_Written task_:
Pick out each line in these entries that contains the string "color".
▼
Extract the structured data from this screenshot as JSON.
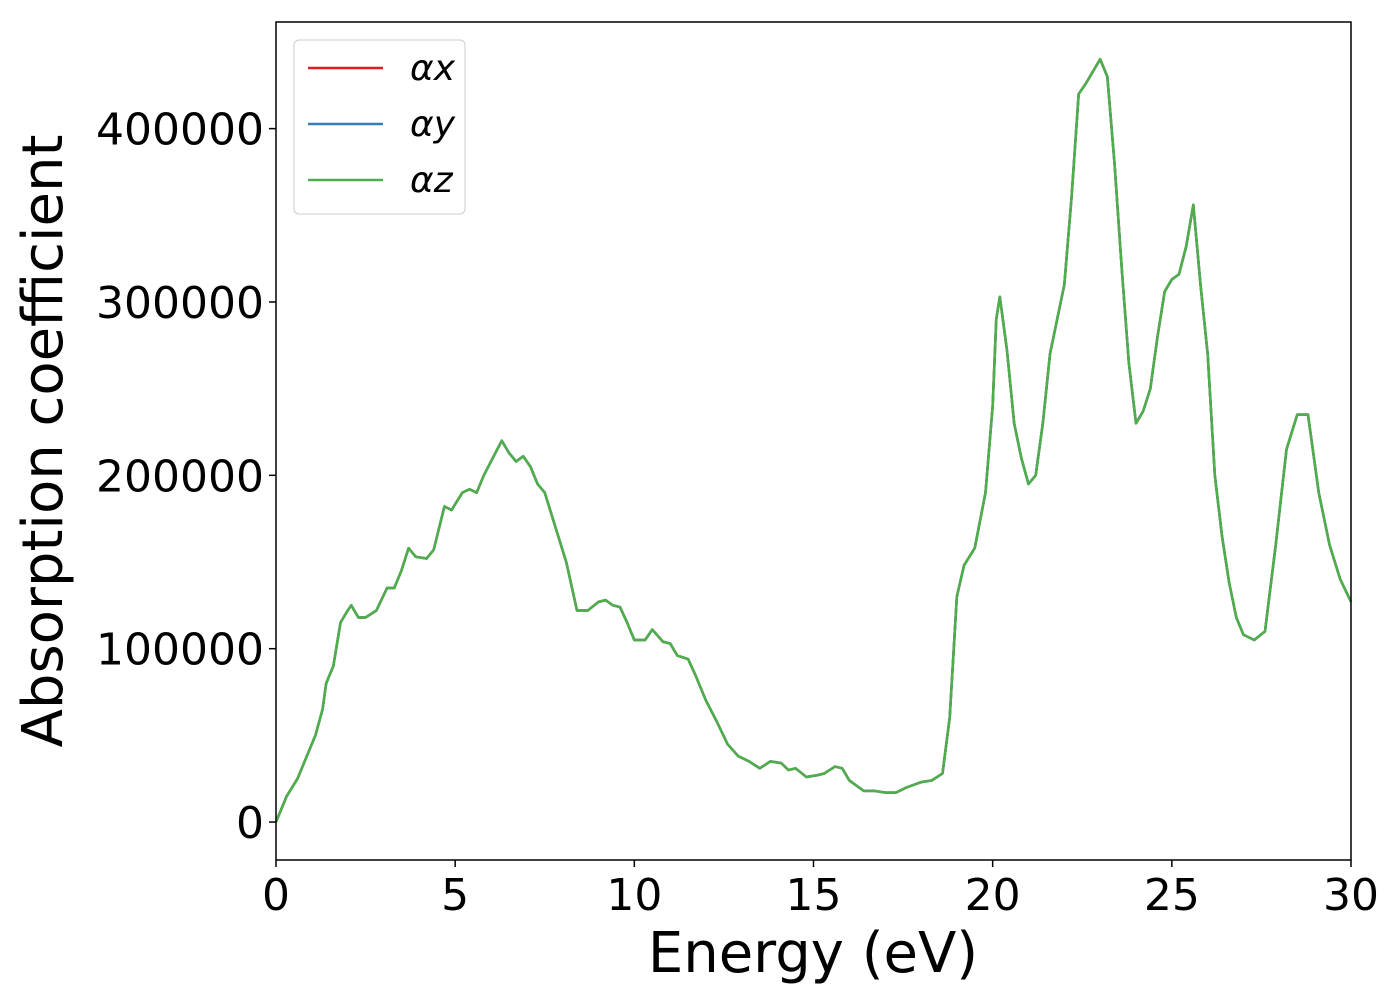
{
  "chart_data": {
    "type": "line",
    "xlabel": "Energy (eV)",
    "ylabel": "Absorption coefficient",
    "x": [
      0,
      0.3,
      0.6,
      0.9,
      1.1,
      1.3,
      1.4,
      1.6,
      1.8,
      2.0,
      2.1,
      2.3,
      2.5,
      2.8,
      3.1,
      3.3,
      3.5,
      3.7,
      3.9,
      4.2,
      4.4,
      4.7,
      4.9,
      5.2,
      5.4,
      5.6,
      5.8,
      6.0,
      6.3,
      6.5,
      6.7,
      6.9,
      7.1,
      7.3,
      7.5,
      7.8,
      8.1,
      8.4,
      8.7,
      9.0,
      9.2,
      9.4,
      9.6,
      9.8,
      10.0,
      10.3,
      10.5,
      10.8,
      11.0,
      11.2,
      11.5,
      11.7,
      12.0,
      12.3,
      12.6,
      12.9,
      13.2,
      13.5,
      13.8,
      14.1,
      14.3,
      14.5,
      14.8,
      15.1,
      15.3,
      15.6,
      15.8,
      16.0,
      16.4,
      16.7,
      17.0,
      17.3,
      17.6,
      18.0,
      18.3,
      18.6,
      18.8,
      19.0,
      19.2,
      19.5,
      19.8,
      20.0,
      20.1,
      20.2,
      20.4,
      20.6,
      20.8,
      21.0,
      21.2,
      21.4,
      21.6,
      21.8,
      22.0,
      22.2,
      22.4,
      22.6,
      22.8,
      23.0,
      23.2,
      23.4,
      23.6,
      23.8,
      24.0,
      24.2,
      24.4,
      24.6,
      24.8,
      25.0,
      25.2,
      25.4,
      25.6,
      25.8,
      26.0,
      26.2,
      26.4,
      26.6,
      26.8,
      27.0,
      27.3,
      27.6,
      27.9,
      28.2,
      28.5,
      28.8,
      29.1,
      29.4,
      29.7,
      30.0
    ],
    "series": [
      {
        "name": "αx",
        "color": "#e41a1c",
        "values": [
          0,
          15000,
          25000,
          40000,
          50000,
          65000,
          80000,
          90000,
          115000,
          122000,
          125000,
          118000,
          118000,
          122000,
          135000,
          135000,
          145000,
          158000,
          153000,
          152000,
          157000,
          182000,
          180000,
          190000,
          192000,
          190000,
          200000,
          208000,
          220000,
          213000,
          208000,
          211000,
          205000,
          195000,
          190000,
          170000,
          150000,
          122000,
          122000,
          127000,
          128000,
          125000,
          124000,
          115000,
          105000,
          105000,
          111000,
          104000,
          103000,
          96000,
          94000,
          85000,
          70000,
          58000,
          45000,
          38000,
          35000,
          31000,
          35000,
          34000,
          30000,
          31000,
          26000,
          27000,
          28000,
          32000,
          31000,
          24000,
          18000,
          18000,
          17000,
          17000,
          20000,
          23000,
          24000,
          28000,
          60000,
          130000,
          148000,
          158000,
          190000,
          240000,
          290000,
          303000,
          272000,
          230000,
          210000,
          195000,
          200000,
          230000,
          270000,
          290000,
          310000,
          360000,
          420000,
          426000,
          433000,
          440000,
          430000,
          380000,
          320000,
          265000,
          230000,
          237000,
          250000,
          280000,
          306000,
          313000,
          316000,
          332000,
          356000,
          310000,
          270000,
          200000,
          165000,
          138000,
          118000,
          108000,
          105000,
          110000,
          160000,
          215000,
          235000,
          235000,
          190000,
          160000,
          140000,
          127000
        ]
      },
      {
        "name": "αy",
        "color": "#377eb8",
        "values": [
          0,
          15000,
          25000,
          40000,
          50000,
          65000,
          80000,
          90000,
          115000,
          122000,
          125000,
          118000,
          118000,
          122000,
          135000,
          135000,
          145000,
          158000,
          153000,
          152000,
          157000,
          182000,
          180000,
          190000,
          192000,
          190000,
          200000,
          208000,
          220000,
          213000,
          208000,
          211000,
          205000,
          195000,
          190000,
          170000,
          150000,
          122000,
          122000,
          127000,
          128000,
          125000,
          124000,
          115000,
          105000,
          105000,
          111000,
          104000,
          103000,
          96000,
          94000,
          85000,
          70000,
          58000,
          45000,
          38000,
          35000,
          31000,
          35000,
          34000,
          30000,
          31000,
          26000,
          27000,
          28000,
          32000,
          31000,
          24000,
          18000,
          18000,
          17000,
          17000,
          20000,
          23000,
          24000,
          28000,
          60000,
          130000,
          148000,
          158000,
          190000,
          240000,
          290000,
          303000,
          272000,
          230000,
          210000,
          195000,
          200000,
          230000,
          270000,
          290000,
          310000,
          360000,
          420000,
          426000,
          433000,
          440000,
          430000,
          380000,
          320000,
          265000,
          230000,
          237000,
          250000,
          280000,
          306000,
          313000,
          316000,
          332000,
          356000,
          310000,
          270000,
          200000,
          165000,
          138000,
          118000,
          108000,
          105000,
          110000,
          160000,
          215000,
          235000,
          235000,
          190000,
          160000,
          140000,
          127000
        ]
      },
      {
        "name": "αz",
        "color": "#4daf4a",
        "values": [
          0,
          15000,
          25000,
          40000,
          50000,
          65000,
          80000,
          90000,
          115000,
          122000,
          125000,
          118000,
          118000,
          122000,
          135000,
          135000,
          145000,
          158000,
          153000,
          152000,
          157000,
          182000,
          180000,
          190000,
          192000,
          190000,
          200000,
          208000,
          220000,
          213000,
          208000,
          211000,
          205000,
          195000,
          190000,
          170000,
          150000,
          122000,
          122000,
          127000,
          128000,
          125000,
          124000,
          115000,
          105000,
          105000,
          111000,
          104000,
          103000,
          96000,
          94000,
          85000,
          70000,
          58000,
          45000,
          38000,
          35000,
          31000,
          35000,
          34000,
          30000,
          31000,
          26000,
          27000,
          28000,
          32000,
          31000,
          24000,
          18000,
          18000,
          17000,
          17000,
          20000,
          23000,
          24000,
          28000,
          60000,
          130000,
          148000,
          158000,
          190000,
          240000,
          290000,
          303000,
          272000,
          230000,
          210000,
          195000,
          200000,
          230000,
          270000,
          290000,
          310000,
          360000,
          420000,
          426000,
          433000,
          440000,
          430000,
          380000,
          320000,
          265000,
          230000,
          237000,
          250000,
          280000,
          306000,
          313000,
          316000,
          332000,
          356000,
          310000,
          270000,
          200000,
          165000,
          138000,
          118000,
          108000,
          105000,
          110000,
          160000,
          215000,
          235000,
          235000,
          190000,
          160000,
          140000,
          127000
        ]
      }
    ],
    "xlim": [
      0,
      30
    ],
    "xticks": [
      0,
      5,
      10,
      15,
      20,
      25,
      30
    ],
    "ylim": [
      -21900,
      461500
    ],
    "yticks": [
      0,
      100000,
      200000,
      300000,
      400000
    ],
    "legend": "upper left"
  }
}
▲
_Result of the task_:
        "color": "#e41a1c",
        "color": "#377eb8",
        "color": "#4daf4a",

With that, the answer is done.